Exercise objective: What lines of the data hold the string "masonry"? Pull each one out.

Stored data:
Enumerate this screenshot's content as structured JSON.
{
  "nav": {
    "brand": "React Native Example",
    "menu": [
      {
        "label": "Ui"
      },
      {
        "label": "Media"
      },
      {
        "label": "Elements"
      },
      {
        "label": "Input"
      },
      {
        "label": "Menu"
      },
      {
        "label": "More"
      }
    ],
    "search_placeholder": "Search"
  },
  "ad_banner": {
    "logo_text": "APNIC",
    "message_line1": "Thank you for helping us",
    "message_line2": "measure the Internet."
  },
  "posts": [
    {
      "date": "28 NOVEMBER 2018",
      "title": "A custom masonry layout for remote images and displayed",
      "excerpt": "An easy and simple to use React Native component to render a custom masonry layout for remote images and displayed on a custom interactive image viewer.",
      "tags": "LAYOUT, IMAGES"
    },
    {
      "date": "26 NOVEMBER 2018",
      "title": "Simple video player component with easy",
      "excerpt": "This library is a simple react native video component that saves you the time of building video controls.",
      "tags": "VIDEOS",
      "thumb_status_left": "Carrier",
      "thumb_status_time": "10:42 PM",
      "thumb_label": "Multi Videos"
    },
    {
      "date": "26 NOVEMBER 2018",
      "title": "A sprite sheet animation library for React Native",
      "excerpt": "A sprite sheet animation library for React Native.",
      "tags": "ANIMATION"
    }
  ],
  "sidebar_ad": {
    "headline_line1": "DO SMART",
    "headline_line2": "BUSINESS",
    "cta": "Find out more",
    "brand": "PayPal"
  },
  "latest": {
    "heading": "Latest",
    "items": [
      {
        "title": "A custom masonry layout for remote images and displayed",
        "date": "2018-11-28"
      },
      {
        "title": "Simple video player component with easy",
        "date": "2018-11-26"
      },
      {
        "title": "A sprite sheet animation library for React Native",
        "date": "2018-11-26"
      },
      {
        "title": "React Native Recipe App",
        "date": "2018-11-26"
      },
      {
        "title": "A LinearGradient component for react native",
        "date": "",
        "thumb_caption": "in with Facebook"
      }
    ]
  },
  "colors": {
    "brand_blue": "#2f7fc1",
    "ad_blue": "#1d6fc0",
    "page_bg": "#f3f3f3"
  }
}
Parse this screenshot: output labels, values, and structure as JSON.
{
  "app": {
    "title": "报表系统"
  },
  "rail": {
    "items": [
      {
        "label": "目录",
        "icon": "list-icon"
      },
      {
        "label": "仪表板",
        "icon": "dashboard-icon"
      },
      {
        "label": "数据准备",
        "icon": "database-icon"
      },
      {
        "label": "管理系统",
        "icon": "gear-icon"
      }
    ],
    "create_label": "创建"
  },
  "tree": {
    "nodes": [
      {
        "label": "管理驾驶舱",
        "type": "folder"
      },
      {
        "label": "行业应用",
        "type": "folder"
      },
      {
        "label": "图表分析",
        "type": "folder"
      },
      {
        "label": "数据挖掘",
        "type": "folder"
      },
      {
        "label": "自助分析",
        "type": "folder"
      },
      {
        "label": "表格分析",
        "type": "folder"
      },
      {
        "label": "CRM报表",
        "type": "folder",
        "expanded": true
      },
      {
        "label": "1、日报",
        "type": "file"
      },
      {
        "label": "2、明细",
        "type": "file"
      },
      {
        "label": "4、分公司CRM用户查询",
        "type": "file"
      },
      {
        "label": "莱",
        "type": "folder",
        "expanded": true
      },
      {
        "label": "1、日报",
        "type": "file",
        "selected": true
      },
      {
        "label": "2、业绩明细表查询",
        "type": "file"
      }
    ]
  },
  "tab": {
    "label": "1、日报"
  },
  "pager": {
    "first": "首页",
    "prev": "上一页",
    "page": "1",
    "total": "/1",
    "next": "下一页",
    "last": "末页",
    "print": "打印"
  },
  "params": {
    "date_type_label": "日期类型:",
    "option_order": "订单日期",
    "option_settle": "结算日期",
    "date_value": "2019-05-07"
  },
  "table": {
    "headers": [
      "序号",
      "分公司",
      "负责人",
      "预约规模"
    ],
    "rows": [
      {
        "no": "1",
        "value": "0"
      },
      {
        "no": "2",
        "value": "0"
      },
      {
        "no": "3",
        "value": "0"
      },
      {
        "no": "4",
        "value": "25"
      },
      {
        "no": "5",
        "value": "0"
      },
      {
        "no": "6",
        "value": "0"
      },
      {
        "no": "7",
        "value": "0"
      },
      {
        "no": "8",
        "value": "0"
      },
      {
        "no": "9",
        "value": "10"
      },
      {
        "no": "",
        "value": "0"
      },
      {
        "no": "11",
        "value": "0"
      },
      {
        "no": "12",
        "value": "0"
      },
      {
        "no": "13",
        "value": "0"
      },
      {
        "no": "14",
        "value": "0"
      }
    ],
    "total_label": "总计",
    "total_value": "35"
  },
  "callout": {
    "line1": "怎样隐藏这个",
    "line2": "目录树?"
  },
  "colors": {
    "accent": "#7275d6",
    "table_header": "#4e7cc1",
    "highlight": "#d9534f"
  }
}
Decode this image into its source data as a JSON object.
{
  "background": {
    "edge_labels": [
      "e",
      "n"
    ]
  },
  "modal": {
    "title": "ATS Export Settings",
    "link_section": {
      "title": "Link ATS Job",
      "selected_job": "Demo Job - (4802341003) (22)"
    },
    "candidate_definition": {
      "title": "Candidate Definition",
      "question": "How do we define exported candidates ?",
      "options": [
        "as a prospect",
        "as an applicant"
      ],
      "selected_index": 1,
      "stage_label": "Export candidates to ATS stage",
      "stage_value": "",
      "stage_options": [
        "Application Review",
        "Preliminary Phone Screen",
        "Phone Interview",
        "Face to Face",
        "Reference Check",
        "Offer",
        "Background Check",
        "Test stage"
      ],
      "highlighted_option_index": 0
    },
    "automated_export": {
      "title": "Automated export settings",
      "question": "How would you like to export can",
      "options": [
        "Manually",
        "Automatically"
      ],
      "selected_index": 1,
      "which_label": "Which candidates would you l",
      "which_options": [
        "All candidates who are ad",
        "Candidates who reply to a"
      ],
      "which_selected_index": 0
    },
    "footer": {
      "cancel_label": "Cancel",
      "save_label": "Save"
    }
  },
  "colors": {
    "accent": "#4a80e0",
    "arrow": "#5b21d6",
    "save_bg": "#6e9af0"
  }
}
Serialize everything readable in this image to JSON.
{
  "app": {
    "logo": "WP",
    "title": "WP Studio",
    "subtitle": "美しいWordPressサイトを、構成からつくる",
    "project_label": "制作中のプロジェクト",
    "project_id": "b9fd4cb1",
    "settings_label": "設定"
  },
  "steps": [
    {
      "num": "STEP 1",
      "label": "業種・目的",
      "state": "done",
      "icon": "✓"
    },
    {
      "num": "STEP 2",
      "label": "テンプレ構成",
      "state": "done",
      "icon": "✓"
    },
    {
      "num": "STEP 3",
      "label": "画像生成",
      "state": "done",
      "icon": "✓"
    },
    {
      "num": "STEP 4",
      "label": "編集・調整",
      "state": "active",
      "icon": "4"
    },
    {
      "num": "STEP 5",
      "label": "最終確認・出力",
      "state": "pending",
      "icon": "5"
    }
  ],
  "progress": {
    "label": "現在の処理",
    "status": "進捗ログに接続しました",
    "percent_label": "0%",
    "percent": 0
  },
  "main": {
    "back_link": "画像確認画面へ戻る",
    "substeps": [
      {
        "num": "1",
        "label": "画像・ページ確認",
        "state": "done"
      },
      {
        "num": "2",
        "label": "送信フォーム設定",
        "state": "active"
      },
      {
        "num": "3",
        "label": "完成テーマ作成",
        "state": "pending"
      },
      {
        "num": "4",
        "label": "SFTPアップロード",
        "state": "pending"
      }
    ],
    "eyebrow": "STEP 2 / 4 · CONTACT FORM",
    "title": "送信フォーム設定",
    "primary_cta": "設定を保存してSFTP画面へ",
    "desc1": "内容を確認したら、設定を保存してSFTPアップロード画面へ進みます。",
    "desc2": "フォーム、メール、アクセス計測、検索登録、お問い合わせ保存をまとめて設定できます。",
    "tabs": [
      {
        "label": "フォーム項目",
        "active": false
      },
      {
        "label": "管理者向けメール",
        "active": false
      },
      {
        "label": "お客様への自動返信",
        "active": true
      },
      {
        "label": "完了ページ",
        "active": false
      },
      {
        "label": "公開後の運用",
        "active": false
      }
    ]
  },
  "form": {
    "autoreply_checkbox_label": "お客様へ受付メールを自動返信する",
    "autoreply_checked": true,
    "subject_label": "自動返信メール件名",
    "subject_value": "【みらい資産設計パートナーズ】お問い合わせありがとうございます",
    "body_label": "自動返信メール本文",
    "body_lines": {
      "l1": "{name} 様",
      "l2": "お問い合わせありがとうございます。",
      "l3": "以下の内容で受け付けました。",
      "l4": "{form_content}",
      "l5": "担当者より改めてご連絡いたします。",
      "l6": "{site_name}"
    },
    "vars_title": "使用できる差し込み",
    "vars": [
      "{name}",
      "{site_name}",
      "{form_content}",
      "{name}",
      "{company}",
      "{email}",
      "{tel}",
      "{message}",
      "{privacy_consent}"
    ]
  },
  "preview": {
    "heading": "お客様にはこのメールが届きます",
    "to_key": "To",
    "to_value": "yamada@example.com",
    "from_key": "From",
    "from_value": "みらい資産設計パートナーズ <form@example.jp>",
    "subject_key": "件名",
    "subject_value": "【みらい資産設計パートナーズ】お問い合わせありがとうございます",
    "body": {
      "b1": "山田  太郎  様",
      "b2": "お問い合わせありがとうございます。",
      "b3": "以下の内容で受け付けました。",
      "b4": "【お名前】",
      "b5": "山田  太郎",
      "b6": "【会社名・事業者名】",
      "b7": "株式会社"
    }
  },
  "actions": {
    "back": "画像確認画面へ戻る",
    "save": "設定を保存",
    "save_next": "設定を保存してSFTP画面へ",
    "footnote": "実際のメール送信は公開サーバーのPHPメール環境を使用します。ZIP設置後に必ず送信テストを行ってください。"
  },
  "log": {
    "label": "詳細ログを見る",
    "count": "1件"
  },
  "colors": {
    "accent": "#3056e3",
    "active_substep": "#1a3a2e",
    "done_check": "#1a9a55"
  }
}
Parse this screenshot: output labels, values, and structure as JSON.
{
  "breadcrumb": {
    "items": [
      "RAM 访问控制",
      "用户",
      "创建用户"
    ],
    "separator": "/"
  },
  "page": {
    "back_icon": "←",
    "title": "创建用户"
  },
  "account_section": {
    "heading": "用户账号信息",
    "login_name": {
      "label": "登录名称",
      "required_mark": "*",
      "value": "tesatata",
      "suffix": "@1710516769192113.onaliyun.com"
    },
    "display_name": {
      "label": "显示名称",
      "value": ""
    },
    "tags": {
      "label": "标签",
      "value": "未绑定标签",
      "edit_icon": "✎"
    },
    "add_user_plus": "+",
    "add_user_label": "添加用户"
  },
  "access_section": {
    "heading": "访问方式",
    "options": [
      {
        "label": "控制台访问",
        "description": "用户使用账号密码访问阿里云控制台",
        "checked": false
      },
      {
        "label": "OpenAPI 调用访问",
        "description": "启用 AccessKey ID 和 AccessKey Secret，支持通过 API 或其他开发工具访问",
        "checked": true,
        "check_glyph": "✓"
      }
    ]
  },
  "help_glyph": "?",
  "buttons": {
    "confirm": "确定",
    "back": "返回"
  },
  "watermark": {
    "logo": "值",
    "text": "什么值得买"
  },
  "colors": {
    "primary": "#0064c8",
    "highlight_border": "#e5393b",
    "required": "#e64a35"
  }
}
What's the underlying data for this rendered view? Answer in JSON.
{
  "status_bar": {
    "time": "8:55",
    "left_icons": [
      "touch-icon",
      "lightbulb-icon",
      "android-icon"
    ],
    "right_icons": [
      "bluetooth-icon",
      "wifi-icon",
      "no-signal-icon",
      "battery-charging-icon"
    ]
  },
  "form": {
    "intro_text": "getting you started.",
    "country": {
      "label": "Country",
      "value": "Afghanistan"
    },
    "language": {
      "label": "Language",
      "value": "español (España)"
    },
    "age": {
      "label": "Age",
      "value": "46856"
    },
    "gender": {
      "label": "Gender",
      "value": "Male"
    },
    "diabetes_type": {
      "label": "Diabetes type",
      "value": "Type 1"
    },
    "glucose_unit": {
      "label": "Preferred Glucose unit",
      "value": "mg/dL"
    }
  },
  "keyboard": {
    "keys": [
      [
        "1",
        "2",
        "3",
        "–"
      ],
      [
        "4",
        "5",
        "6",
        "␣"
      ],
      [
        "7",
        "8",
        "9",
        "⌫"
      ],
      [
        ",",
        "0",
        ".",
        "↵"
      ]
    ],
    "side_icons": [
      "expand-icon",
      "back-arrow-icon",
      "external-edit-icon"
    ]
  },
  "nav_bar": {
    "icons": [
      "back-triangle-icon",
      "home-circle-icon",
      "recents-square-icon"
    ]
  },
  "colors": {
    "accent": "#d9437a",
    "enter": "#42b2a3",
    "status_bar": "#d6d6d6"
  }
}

Final answer:
      "title": "A custom masonry layout for remote images and displayed",
      "excerpt": "An easy and simple to use React Native component to render a custom masonry layout for remote images and displayed on a custom interactive image viewer.",
        "title": "A custom masonry layout for remote images and displayed",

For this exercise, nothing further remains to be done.